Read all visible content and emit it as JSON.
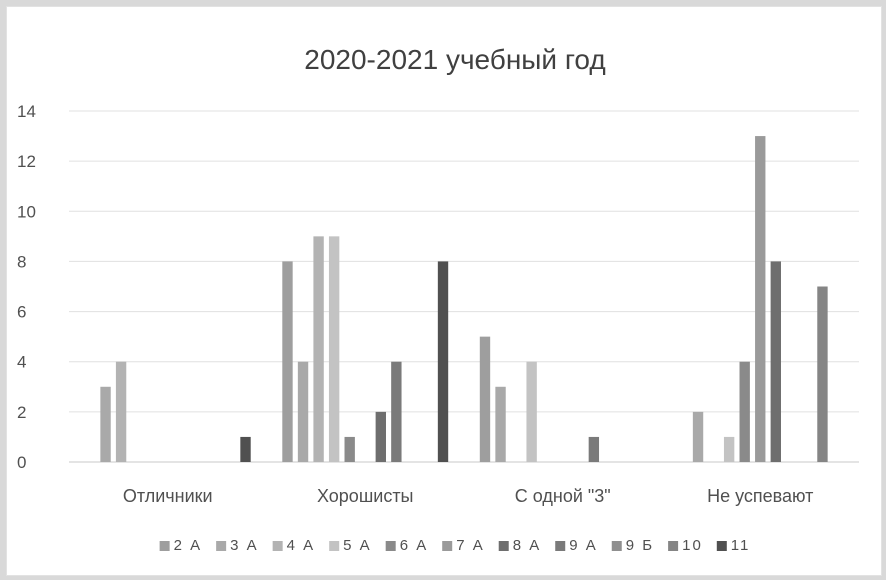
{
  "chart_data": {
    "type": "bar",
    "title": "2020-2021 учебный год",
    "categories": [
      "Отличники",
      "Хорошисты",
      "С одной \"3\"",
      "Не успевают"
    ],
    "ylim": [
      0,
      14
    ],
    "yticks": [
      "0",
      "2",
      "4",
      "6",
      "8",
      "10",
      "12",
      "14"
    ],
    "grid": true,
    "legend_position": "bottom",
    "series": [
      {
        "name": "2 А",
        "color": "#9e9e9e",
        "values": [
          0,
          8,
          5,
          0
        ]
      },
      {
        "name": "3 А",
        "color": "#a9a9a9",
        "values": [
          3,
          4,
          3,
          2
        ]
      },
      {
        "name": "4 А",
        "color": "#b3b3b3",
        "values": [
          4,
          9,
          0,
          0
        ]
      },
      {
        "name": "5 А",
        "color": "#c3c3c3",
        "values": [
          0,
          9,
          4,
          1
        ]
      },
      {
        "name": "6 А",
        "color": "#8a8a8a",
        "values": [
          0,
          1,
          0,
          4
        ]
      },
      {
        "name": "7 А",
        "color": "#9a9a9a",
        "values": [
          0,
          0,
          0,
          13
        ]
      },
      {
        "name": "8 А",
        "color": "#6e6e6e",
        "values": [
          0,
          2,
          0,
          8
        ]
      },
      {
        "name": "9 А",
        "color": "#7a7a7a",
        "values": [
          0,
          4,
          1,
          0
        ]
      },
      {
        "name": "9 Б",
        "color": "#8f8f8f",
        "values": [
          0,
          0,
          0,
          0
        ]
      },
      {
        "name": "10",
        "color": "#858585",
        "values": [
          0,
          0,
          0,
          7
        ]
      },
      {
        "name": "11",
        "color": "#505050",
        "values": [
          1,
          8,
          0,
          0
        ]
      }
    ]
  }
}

--

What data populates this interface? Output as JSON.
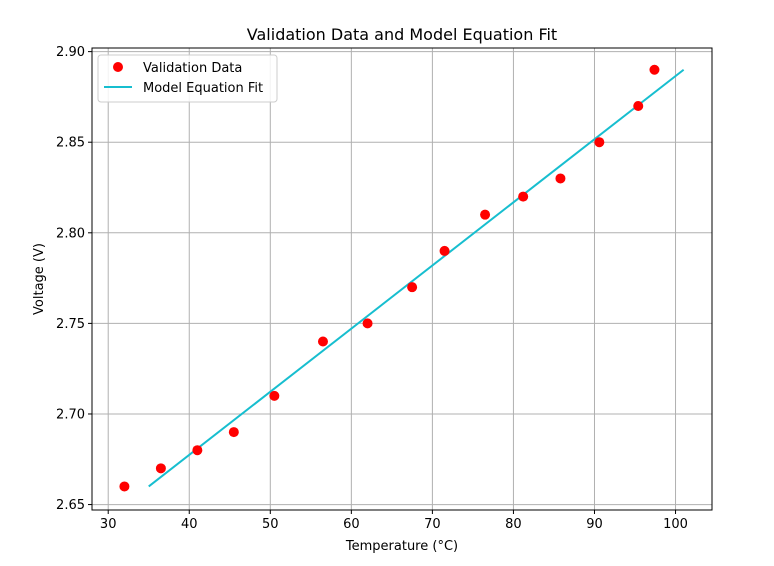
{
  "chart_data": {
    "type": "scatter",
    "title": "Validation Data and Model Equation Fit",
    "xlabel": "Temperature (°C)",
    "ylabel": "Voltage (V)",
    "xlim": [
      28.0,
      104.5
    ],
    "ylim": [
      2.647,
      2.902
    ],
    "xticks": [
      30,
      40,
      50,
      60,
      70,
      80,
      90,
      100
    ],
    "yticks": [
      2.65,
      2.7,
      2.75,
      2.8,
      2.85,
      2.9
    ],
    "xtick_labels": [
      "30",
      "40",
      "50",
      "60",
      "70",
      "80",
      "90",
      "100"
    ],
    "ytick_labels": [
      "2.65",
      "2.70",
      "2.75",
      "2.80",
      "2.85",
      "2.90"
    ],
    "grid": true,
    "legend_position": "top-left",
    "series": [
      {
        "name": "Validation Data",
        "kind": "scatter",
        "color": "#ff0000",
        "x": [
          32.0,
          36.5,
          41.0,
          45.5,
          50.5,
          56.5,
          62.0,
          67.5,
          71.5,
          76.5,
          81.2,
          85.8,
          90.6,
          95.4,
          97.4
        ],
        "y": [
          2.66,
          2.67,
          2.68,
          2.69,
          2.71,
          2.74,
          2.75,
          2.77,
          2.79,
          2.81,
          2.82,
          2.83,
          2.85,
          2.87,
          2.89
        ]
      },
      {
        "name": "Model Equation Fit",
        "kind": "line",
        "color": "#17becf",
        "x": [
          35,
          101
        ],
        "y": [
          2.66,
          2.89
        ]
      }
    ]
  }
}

==

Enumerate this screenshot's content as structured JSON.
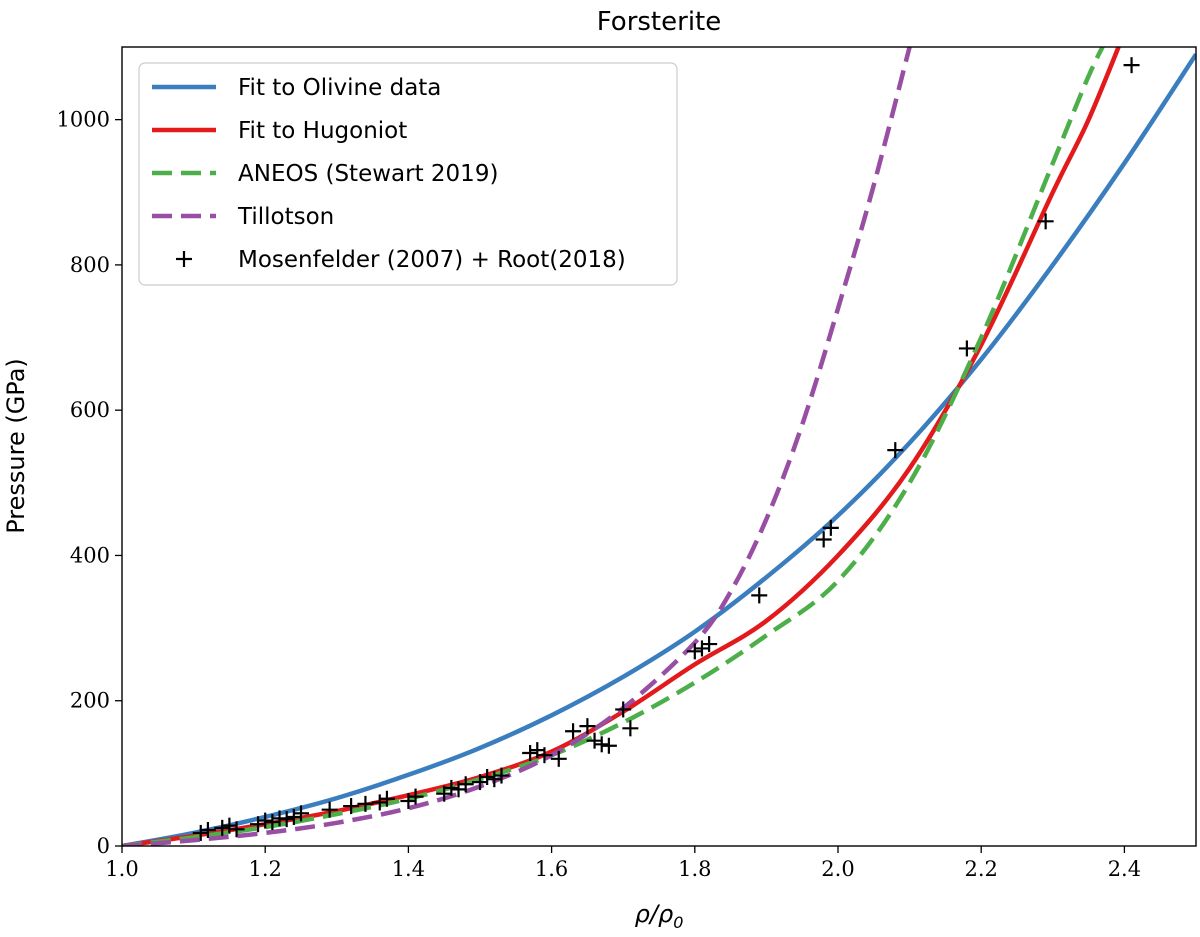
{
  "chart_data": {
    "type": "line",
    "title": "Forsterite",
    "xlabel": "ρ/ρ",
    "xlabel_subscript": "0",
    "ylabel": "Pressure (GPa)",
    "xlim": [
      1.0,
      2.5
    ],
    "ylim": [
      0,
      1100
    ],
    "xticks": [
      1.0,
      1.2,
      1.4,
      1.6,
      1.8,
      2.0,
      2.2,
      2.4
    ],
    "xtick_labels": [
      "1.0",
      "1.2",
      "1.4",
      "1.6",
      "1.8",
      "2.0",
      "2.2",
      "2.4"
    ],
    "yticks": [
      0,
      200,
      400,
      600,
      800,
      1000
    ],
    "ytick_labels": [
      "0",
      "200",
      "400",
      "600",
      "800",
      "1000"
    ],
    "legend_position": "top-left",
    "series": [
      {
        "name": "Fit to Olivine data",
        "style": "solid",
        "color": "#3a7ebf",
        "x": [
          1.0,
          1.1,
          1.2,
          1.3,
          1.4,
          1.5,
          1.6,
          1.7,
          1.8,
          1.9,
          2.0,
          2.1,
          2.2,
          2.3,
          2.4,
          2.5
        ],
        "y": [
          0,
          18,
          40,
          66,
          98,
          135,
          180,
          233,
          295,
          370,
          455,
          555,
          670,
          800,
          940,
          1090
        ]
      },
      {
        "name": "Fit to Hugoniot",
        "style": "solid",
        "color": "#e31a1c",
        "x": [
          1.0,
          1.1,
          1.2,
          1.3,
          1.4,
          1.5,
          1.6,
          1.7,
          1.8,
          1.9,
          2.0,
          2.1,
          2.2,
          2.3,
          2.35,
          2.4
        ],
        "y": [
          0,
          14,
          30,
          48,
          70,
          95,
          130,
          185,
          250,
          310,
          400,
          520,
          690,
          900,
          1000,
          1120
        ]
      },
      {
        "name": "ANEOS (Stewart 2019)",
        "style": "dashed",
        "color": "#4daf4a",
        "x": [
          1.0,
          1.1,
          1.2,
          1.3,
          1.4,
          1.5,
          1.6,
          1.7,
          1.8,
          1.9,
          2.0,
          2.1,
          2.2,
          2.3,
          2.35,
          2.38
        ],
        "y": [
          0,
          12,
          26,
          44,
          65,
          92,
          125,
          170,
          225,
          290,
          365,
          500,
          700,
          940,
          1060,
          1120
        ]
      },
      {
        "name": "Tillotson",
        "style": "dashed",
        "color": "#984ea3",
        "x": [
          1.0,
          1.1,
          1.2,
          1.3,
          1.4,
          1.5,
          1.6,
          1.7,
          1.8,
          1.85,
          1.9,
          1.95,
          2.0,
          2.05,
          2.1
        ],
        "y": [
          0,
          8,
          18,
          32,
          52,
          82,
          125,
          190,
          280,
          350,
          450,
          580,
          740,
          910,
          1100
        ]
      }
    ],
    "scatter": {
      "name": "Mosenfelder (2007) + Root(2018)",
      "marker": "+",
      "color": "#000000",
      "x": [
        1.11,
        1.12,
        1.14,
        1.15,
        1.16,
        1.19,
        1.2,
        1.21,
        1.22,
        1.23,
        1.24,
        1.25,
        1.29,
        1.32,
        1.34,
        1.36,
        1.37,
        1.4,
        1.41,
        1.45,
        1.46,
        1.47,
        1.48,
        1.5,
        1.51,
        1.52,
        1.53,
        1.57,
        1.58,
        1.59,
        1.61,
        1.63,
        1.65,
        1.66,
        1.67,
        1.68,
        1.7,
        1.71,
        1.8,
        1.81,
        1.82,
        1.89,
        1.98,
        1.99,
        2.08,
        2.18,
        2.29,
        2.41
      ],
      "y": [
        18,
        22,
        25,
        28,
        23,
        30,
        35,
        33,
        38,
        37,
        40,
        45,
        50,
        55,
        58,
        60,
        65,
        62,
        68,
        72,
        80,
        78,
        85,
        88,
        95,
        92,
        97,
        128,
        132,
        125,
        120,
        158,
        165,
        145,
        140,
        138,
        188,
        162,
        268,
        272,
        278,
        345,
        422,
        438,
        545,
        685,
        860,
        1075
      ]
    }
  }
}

# Goal of the exercise
Look through the data above. Each line containing the word "Equation" needs to be copied.

# Answer to this problem
    "title": "Validation Data and Model Equation Fit",
        "name": "Model Equation Fit",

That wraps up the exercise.